/---
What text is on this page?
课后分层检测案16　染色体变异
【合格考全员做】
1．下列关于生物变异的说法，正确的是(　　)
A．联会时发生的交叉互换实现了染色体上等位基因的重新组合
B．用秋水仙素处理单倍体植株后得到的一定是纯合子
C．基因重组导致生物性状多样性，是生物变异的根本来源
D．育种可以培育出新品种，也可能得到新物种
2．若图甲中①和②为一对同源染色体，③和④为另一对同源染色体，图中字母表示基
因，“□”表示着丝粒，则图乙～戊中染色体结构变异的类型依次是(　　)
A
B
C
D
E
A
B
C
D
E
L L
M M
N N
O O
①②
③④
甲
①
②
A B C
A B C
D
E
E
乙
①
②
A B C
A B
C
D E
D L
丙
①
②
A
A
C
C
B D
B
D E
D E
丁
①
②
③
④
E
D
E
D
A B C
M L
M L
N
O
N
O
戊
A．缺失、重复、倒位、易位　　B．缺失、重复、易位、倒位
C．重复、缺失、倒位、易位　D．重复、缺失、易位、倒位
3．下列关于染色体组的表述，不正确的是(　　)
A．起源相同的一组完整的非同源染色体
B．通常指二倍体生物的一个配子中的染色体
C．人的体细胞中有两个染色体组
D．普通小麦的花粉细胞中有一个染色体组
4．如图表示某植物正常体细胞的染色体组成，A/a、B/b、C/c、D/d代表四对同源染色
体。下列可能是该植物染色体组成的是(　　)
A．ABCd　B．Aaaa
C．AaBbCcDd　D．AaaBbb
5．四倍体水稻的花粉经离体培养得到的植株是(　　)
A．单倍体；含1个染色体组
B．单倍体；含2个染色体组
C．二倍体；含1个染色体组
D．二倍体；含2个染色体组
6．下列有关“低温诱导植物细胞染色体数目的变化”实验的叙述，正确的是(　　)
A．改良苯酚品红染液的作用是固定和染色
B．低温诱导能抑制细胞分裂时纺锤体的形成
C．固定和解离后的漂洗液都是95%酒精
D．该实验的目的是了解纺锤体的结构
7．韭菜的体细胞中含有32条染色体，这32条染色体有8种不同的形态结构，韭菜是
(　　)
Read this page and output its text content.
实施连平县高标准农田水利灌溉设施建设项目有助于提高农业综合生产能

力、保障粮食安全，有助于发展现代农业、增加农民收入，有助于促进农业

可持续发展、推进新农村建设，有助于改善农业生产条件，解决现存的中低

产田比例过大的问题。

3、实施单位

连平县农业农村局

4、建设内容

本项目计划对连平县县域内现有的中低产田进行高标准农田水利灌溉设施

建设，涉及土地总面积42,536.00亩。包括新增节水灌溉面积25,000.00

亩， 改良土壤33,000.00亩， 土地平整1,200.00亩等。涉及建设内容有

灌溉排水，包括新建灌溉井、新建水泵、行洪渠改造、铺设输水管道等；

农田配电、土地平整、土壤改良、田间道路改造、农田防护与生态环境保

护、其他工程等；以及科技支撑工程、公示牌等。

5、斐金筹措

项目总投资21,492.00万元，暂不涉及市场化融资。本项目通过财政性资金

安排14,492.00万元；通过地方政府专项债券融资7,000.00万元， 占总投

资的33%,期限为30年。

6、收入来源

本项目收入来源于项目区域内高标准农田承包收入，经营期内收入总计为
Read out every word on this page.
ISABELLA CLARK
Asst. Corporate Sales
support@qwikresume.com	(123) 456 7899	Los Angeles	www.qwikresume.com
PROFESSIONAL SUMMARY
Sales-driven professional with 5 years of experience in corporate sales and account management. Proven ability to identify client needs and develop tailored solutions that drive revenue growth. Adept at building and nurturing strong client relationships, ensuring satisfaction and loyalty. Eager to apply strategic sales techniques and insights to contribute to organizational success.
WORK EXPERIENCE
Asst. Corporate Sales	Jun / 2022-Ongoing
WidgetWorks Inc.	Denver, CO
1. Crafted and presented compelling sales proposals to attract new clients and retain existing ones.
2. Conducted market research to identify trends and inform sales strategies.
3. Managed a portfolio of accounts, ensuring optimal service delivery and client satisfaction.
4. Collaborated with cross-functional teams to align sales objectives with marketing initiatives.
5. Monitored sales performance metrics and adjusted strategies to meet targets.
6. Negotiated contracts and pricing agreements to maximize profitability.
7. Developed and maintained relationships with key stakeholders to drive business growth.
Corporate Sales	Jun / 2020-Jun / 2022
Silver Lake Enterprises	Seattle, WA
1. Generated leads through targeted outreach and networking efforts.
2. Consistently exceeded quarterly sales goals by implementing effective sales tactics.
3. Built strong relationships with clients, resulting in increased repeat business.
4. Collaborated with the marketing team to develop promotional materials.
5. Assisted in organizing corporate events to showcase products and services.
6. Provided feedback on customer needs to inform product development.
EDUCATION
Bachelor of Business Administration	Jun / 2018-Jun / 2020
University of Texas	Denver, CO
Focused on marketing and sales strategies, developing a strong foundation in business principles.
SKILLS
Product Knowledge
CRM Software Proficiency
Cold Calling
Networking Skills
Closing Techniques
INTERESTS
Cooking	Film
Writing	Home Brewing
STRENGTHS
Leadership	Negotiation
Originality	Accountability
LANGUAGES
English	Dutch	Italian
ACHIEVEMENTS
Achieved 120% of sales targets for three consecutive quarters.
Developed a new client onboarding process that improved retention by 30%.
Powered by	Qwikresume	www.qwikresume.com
\---
_YOUR GOAL_:
Reproduce all data above, unchanged.

_FINISHED TASK_:
What text is on this page?
课后分层检测案16　染色体变异
【合格考全员做】
1．下列关于生物变异的说法，正确的是(　　)
A．联会时发生的交叉互换实现了染色体上等位基因的重新组合
B．用秋水仙素处理单倍体植株后得到的一定是纯合子
C．基因重组导致生物性状多样性，是生物变异的根本来源
D．育种可以培育出新品种，也可能得到新物种
2．若图甲中①和②为一对同源染色体，③和④为另一对同源染色体，图中字母表示基
因，“□”表示着丝粒，则图乙～戊中染色体结构变异的类型依次是(　　)
A
B
C
D
E
A
B
C
D
E
L L
M M
N N
O O
①②
③④
甲
①
②
A B C
A B C
D
E
E
乙
①
②
A B C
A B
C
D E
D L
丙
①
②
A
A
C
C
B D
B
D E
D E
丁
①
②
③
④
E
D
E
D
A B C
M L
M L
N
O
N
O
戊
A．缺失、重复、倒位、易位　　B．缺失、重复、易位、倒位
C．重复、缺失、倒位、易位　D．重复、缺失、易位、倒位
3．下列关于染色体组的表述，不正确的是(　　)
A．起源相同的一组完整的非同源染色体
B．通常指二倍体生物的一个配子中的染色体
C．人的体细胞中有两个染色体组
D．普通小麦的花粉细胞中有一个染色体组
4．如图表示某植物正常体细胞的染色体组成，A/a、B/b、C/c、D/d代表四对同源染色
体。下列可能是该植物染色体组成的是(　　)
A．ABCd　B．Aaaa
C．AaBbCcDd　D．AaaBbb
5．四倍体水稻的花粉经离体培养得到的植株是(　　)
A．单倍体；含1个染色体组
B．单倍体；含2个染色体组
C．二倍体；含1个染色体组
D．二倍体；含2个染色体组
6．下列有关“低温诱导植物细胞染色体数目的变化”实验的叙述，正确的是(　　)
A．改良苯酚品红染液的作用是固定和染色
B．低温诱导能抑制细胞分裂时纺锤体的形成
C．固定和解离后的漂洗液都是95%酒精
D．该实验的目的是了解纺锤体的结构
7．韭菜的体细胞中含有32条染色体，这32条染色体有8种不同的形态结构，韭菜是
(　　)
Read this page and output its text content.
实施连平县高标准农田水利灌溉设施建设项目有助于提高农业综合生产能

力、保障粮食安全，有助于发展现代农业、增加农民收入，有助于促进农业

可持续发展、推进新农村建设，有助于改善农业生产条件，解决现存的中低

产田比例过大的问题。

3、实施单位

连平县农业农村局

4、建设内容

本项目计划对连平县县域内现有的中低产田进行高标准农田水利灌溉设施

建设，涉及土地总面积42,536.00亩。包括新增节水灌溉面积25,000.00

亩， 改良土壤33,000.00亩， 土地平整1,200.00亩等。涉及建设内容有

灌溉排水，包括新建灌溉井、新建水泵、行洪渠改造、铺设输水管道等；

农田配电、土地平整、土壤改良、田间道路改造、农田防护与生态环境保

护、其他工程等；以及科技支撑工程、公示牌等。

5、斐金筹措

项目总投资21,492.00万元，暂不涉及市场化融资。本项目通过财政性资金

安排14,492.00万元；通过地方政府专项债券融资7,000.00万元， 占总投

资的33%,期限为30年。

6、收入来源

本项目收入来源于项目区域内高标准农田承包收入，经营期内收入总计为
Read out every word on this page.
ISABELLA CLARK
Asst. Corporate Sales
support@qwikresume.com	(123) 456 7899	Los Angeles	www.qwikresume.com
PROFESSIONAL SUMMARY
Sales-driven professional with 5 years of experience in corporate sales and account management. Proven ability to identify client needs and develop tailored solutions that drive revenue growth. Adept at building and nurturing strong client relationships, ensuring satisfaction and loyalty. Eager to apply strategic sales techniques and insights to contribute to organizational success.
WORK EXPERIENCE
Asst. Corporate Sales	Jun / 2022-Ongoing
WidgetWorks Inc.	Denver, CO
1. Crafted and presented compelling sales proposals to attract new clients and retain existing ones.
2. Conducted market research to identify trends and inform sales strategies.
3. Managed a portfolio of accounts, ensuring optimal service delivery and client satisfaction.
4. Collaborated with cross-functional teams to align sales objectives with marketing initiatives.
5. Monitored sales performance metrics and adjusted strategies to meet targets.
6. Negotiated contracts and pricing agreements to maximize profitability.
7. Developed and maintained relationships with key stakeholders to drive business growth.
Corporate Sales	Jun / 2020-Jun / 2022
Silver Lake Enterprises	Seattle, WA
1. Generated leads through targeted outreach and networking efforts.
2. Consistently exceeded quarterly sales goals by implementing effective sales tactics.
3. Built strong relationships with clients, resulting in increased repeat business.
4. Collaborated with the marketing team to develop promotional materials.
5. Assisted in organizing corporate events to showcase products and services.
6. Provided feedback on customer needs to inform product development.
EDUCATION
Bachelor of Business Administration	Jun / 2018-Jun / 2020
University of Texas	Denver, CO
Focused on marketing and sales strategies, developing a strong foundation in business principles.
SKILLS
Product Knowledge
CRM Software Proficiency
Cold Calling
Networking Skills
Closing Techniques
INTERESTS
Cooking	Film
Writing	Home Brewing
STRENGTHS
Leadership	Negotiation
Originality	Accountability
LANGUAGES
English	Dutch	Italian
ACHIEVEMENTS
Achieved 120% of sales targets for three consecutive quarters.
Developed a new client onboarding process that improved retention by 30%.
Powered by	Qwikresume	www.qwikresume.com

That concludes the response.